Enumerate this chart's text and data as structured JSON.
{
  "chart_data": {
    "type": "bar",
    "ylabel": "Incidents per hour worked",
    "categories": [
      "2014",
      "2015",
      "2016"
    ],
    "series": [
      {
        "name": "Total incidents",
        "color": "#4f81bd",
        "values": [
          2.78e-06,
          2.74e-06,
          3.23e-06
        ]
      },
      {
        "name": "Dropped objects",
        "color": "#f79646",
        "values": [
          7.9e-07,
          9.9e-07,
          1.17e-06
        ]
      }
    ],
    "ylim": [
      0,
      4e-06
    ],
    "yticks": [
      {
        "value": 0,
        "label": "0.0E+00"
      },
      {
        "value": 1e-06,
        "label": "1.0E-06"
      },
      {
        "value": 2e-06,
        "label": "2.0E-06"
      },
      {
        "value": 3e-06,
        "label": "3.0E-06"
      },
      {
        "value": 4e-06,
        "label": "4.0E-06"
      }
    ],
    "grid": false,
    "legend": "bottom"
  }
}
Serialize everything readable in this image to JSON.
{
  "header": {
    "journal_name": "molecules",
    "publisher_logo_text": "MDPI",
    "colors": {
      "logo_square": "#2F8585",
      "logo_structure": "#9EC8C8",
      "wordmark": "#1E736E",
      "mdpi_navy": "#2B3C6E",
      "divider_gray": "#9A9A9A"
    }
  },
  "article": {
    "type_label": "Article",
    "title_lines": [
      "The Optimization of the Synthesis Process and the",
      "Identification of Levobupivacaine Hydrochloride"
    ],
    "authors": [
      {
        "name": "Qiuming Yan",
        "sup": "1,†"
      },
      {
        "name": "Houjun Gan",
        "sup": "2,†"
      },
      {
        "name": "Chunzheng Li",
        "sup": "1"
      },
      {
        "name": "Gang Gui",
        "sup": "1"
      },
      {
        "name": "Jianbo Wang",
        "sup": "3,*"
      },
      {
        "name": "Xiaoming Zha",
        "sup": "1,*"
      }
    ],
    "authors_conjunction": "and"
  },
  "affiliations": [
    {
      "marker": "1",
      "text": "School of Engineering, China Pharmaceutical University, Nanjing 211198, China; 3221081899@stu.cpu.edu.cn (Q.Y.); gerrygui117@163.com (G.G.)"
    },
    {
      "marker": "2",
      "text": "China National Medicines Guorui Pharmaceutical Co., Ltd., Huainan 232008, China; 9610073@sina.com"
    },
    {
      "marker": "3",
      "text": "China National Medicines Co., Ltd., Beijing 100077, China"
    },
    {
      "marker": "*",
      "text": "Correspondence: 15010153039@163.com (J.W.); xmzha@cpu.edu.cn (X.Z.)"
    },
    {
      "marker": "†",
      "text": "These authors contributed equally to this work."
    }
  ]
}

===

■ **DIRECTIVE**
Print exactly the lines above, starting at the line that contains "Serialize everything readable" and ending with the last line of the records, both included.

■ **SOLUTION**
Serialize everything readable in this image to JSON.
{
  "header": {
    "journal_name": "molecules",
    "publisher_logo_text": "MDPI",
    "colors": {
      "logo_square": "#2F8585",
      "logo_structure": "#9EC8C8",
      "wordmark": "#1E736E",
      "mdpi_navy": "#2B3C6E",
      "divider_gray": "#9A9A9A"
    }
  },
  "article": {
    "type_label": "Article",
    "title_lines": [
      "The Optimization of the Synthesis Process and the",
      "Identification of Levobupivacaine Hydrochloride"
    ],
    "authors": [
      {
        "name": "Qiuming Yan",
        "sup": "1,†"
      },
      {
        "name": "Houjun Gan",
        "sup": "2,†"
      },
      {
        "name": "Chunzheng Li",
        "sup": "1"
      },
      {
        "name": "Gang Gui",
        "sup": "1"
      },
      {
        "name": "Jianbo Wang",
        "sup": "3,*"
      },
      {
        "name": "Xiaoming Zha",
        "sup": "1,*"
      }
    ],
    "authors_conjunction": "and"
  },
  "affiliations": [
    {
      "marker": "1",
      "text": "School of Engineering, China Pharmaceutical University, Nanjing 211198, China; 3221081899@stu.cpu.edu.cn (Q.Y.); gerrygui117@163.com (G.G.)"
    },
    {
      "marker": "2",
      "text": "China National Medicines Guorui Pharmaceutical Co., Ltd., Huainan 232008, China; 9610073@sina.com"
    },
    {
      "marker": "3",
      "text": "China National Medicines Co., Ltd., Beijing 100077, China"
    },
    {
      "marker": "*",
      "text": "Correspondence: 15010153039@163.com (J.W.); xmzha@cpu.edu.cn (X.Z.)"
    },
    {
      "marker": "†",
      "text": "These authors contributed equally to this work."
    }
  ]
}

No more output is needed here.